» **WRITTEN TASK**:
Pictures appear in the records below; write out everything else exactly.

━━ PROVIDED RECORDS

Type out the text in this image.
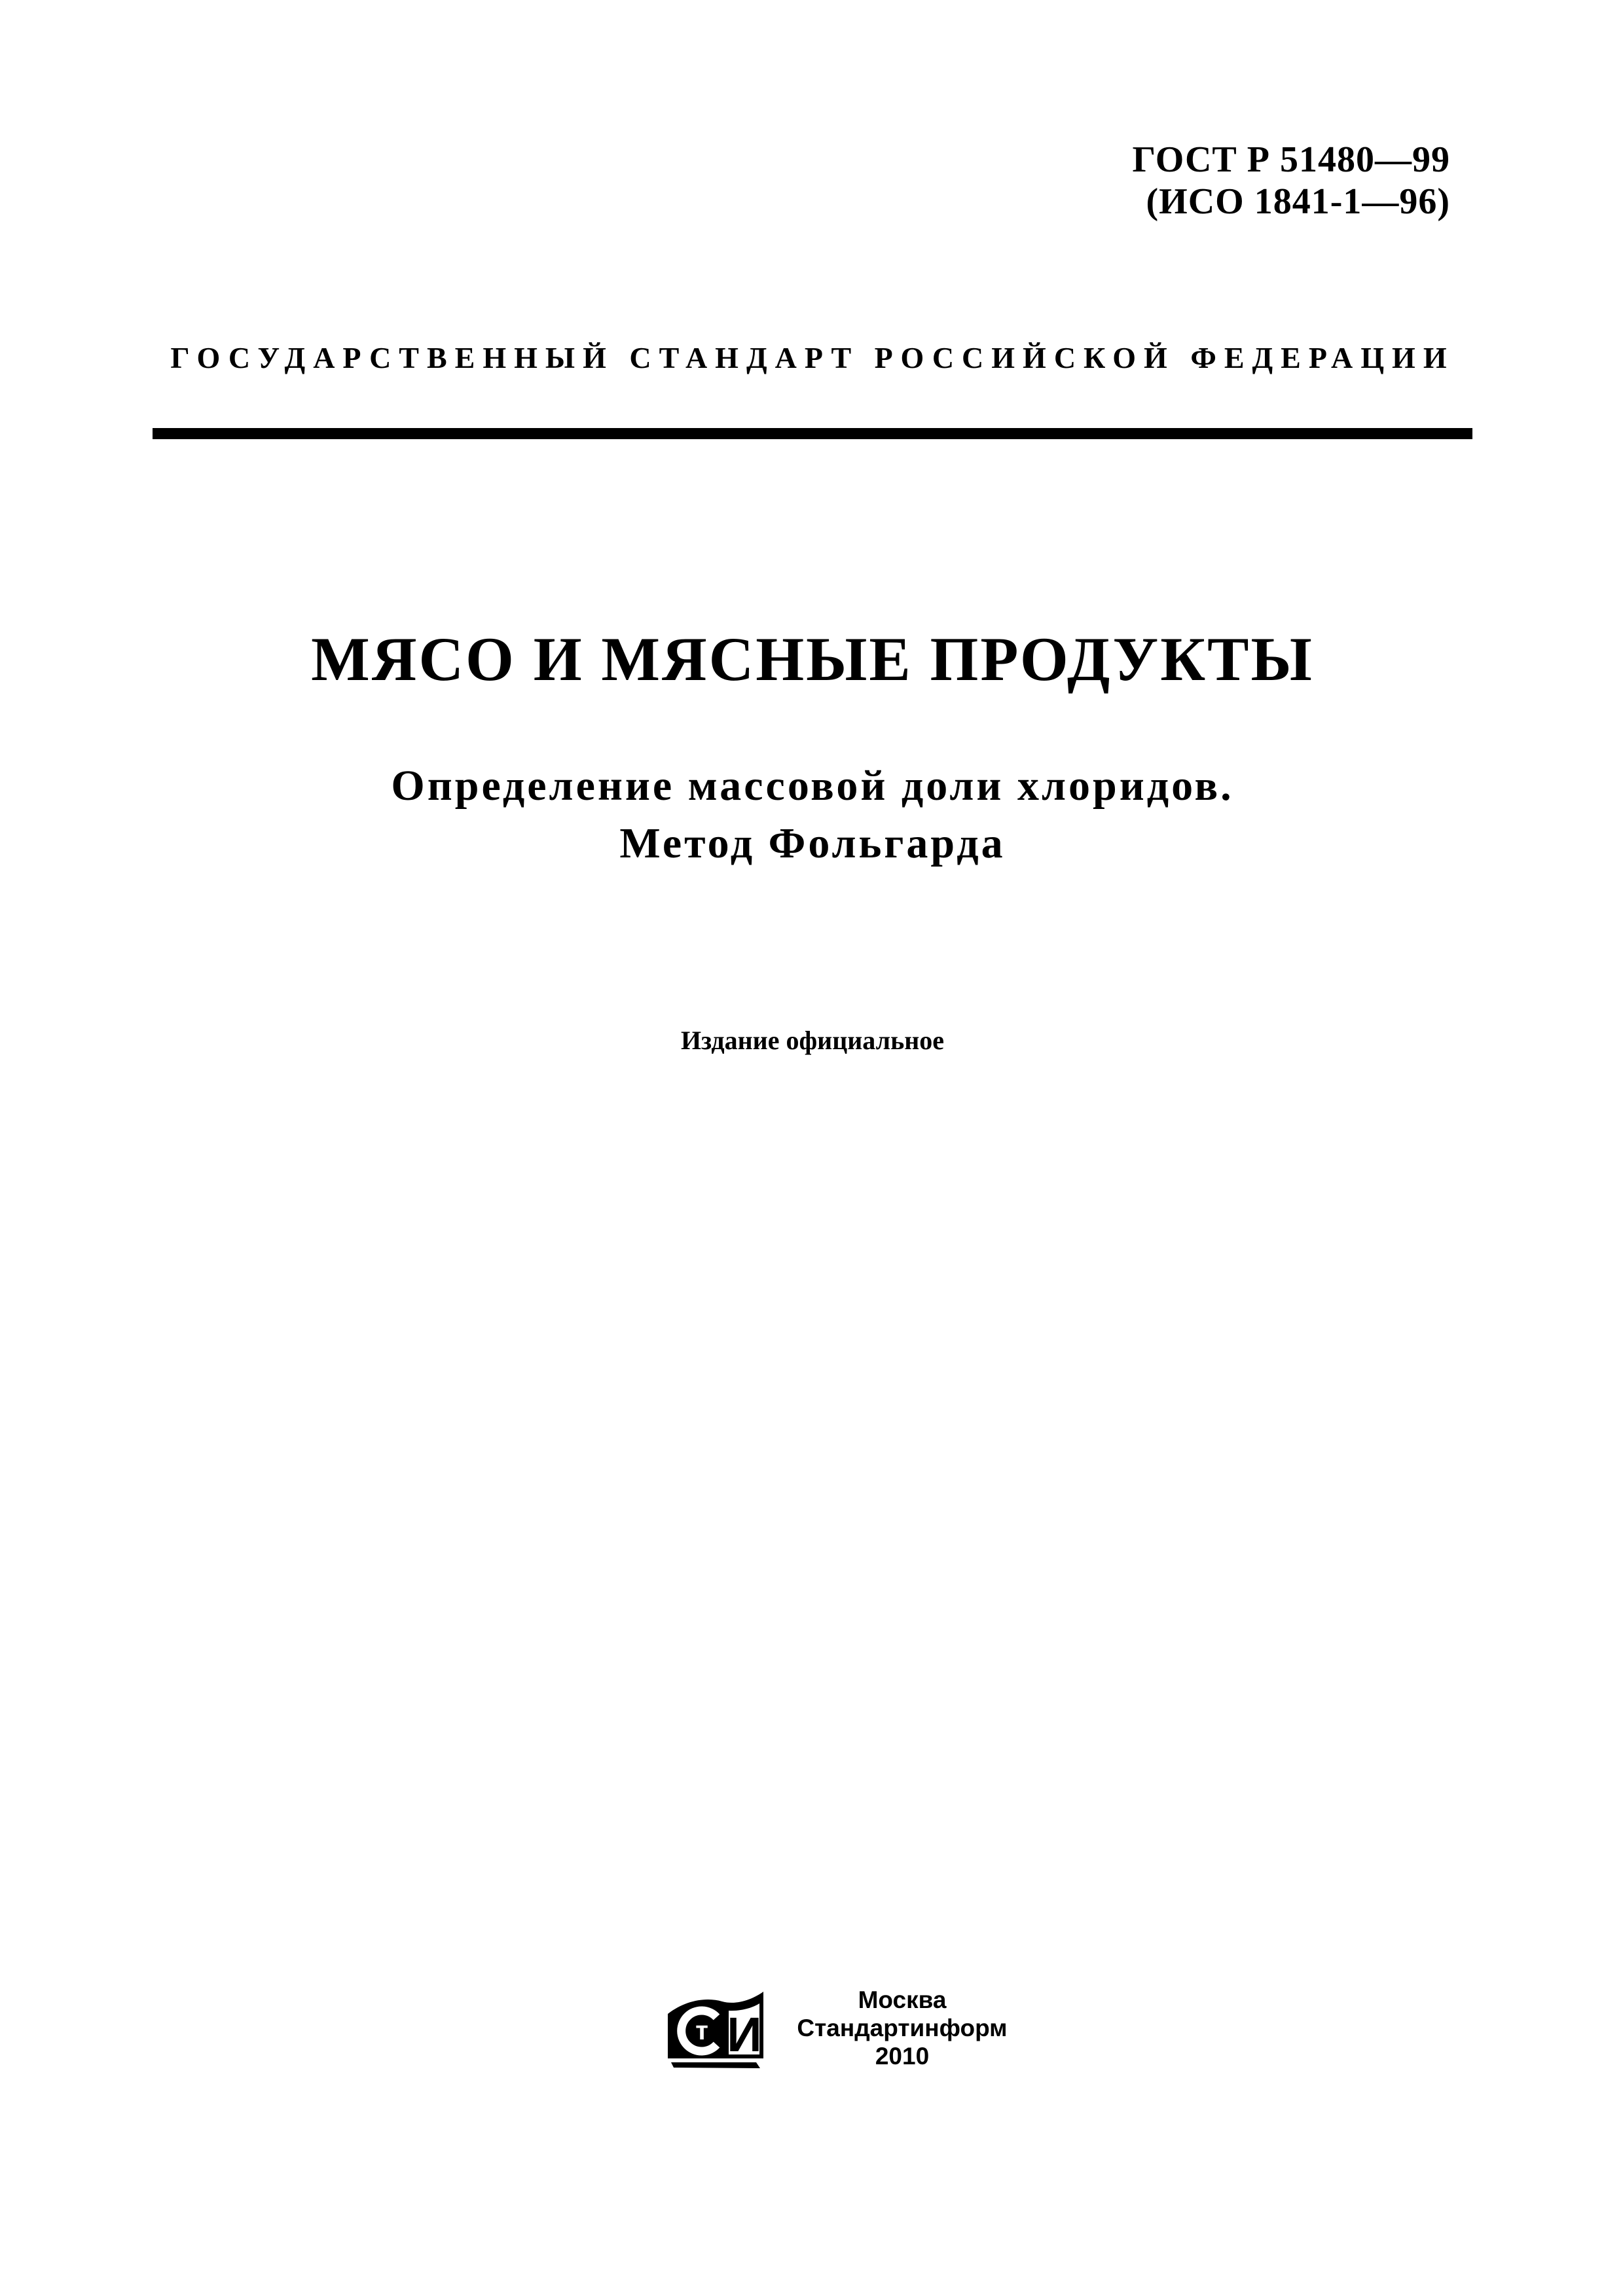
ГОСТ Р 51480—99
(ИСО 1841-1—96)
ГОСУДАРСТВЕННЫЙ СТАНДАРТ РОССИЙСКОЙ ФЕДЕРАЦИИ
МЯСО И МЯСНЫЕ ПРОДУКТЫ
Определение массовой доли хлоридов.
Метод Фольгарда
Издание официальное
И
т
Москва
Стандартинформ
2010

━━━━

» **WRITTEN RESPONSE**:
Type out the text in this image.
ГОСТ Р 51480—99
(ИСО 1841-1—96)
ГОСУДАРСТВЕННЫЙ СТАНДАРТ РОССИЙСКОЙ ФЕДЕРАЦИИ
МЯСО И МЯСНЫЕ ПРОДУКТЫ
Определение массовой доли хлоридов.
Метод Фольгарда
Издание официальное
И
т
Москва
Стандартинформ
2010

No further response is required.